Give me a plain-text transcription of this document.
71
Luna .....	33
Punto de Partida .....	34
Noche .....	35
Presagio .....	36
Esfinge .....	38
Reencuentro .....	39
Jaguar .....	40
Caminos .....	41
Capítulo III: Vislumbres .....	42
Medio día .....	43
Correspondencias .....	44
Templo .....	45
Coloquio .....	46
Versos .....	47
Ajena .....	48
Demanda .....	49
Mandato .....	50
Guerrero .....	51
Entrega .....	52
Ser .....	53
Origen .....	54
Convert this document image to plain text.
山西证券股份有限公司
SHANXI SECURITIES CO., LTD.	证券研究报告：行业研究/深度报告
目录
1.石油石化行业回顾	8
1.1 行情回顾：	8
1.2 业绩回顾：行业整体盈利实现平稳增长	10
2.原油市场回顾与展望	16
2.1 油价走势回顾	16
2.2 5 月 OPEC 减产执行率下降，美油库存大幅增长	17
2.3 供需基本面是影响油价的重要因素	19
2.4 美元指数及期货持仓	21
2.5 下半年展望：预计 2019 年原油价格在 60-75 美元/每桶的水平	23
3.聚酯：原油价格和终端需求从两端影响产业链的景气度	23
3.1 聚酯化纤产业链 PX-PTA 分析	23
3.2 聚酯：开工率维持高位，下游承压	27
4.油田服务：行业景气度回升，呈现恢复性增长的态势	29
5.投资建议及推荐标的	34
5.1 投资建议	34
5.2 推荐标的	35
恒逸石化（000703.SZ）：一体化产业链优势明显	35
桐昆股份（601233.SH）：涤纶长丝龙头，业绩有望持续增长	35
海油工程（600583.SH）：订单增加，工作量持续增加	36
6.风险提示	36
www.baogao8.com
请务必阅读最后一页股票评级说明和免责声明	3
...
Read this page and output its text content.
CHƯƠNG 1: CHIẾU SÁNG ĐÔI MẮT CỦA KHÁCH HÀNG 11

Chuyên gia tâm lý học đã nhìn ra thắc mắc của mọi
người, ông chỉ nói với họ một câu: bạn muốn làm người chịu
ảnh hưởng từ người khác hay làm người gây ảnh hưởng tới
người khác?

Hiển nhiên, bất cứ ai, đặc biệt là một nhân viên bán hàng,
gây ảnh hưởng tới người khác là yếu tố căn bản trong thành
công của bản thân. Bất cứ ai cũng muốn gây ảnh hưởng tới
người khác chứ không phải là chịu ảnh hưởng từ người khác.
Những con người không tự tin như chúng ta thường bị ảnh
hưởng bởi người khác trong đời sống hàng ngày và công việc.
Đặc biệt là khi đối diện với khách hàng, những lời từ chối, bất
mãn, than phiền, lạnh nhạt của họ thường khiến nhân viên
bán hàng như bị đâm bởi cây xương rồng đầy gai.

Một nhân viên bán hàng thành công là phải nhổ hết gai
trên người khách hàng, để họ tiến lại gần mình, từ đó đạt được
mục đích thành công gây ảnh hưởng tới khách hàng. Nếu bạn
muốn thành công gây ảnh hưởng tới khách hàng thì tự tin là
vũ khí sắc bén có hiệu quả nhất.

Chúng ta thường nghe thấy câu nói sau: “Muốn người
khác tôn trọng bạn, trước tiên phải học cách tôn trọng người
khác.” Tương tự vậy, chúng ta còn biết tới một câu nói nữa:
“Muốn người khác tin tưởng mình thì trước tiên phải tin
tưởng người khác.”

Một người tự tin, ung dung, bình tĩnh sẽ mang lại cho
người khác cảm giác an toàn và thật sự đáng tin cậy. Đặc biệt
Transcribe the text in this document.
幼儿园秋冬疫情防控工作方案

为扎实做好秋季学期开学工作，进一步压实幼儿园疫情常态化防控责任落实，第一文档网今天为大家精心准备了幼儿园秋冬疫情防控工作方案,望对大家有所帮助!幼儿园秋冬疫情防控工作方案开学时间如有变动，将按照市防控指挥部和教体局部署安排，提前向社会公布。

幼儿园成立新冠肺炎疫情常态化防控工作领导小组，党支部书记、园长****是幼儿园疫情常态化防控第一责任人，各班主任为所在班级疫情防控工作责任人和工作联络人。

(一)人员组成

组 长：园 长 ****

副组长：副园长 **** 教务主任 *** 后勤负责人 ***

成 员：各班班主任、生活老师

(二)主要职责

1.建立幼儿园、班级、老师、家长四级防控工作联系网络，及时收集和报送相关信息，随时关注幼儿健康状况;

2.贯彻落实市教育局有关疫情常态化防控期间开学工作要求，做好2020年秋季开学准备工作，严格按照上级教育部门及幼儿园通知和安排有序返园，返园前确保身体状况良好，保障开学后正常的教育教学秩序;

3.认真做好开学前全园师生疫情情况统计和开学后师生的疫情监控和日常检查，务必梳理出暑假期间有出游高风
---
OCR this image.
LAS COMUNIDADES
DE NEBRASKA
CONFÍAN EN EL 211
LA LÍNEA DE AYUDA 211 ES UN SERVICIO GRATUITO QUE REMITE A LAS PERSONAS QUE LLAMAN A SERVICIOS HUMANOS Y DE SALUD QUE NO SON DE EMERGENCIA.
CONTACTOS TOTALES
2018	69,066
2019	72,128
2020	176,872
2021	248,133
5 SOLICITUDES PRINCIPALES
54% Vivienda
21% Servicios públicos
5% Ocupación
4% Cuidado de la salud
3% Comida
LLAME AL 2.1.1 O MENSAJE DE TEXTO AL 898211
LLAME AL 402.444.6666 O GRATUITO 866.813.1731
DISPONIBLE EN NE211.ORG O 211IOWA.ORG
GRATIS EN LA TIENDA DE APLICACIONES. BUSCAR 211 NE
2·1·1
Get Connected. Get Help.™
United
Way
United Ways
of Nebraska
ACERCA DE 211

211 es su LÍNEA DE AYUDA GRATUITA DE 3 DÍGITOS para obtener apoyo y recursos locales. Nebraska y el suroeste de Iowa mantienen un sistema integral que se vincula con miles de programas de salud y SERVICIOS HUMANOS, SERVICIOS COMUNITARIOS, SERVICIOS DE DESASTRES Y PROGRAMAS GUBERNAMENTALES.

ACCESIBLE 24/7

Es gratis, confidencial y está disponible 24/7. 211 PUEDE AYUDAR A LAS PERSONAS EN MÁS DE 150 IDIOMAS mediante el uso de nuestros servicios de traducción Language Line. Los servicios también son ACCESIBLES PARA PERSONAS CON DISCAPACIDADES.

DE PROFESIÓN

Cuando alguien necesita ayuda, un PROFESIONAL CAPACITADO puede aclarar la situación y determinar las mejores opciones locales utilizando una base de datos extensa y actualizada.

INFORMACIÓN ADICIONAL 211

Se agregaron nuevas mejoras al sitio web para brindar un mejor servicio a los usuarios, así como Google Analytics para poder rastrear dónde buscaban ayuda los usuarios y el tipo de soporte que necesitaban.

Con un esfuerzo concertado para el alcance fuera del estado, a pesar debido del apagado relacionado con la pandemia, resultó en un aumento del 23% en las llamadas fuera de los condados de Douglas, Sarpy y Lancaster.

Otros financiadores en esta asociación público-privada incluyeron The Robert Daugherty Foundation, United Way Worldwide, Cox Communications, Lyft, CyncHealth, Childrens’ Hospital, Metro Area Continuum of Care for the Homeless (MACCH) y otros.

**Directions**
Gather every line from the entries above where the word "không" appears, and copy them.

**Result for this exercise**
người khác chứ không phải là chịu ảnh hưởng từ người khác.
Những con người không tự tin như chúng ta thường bị ảnh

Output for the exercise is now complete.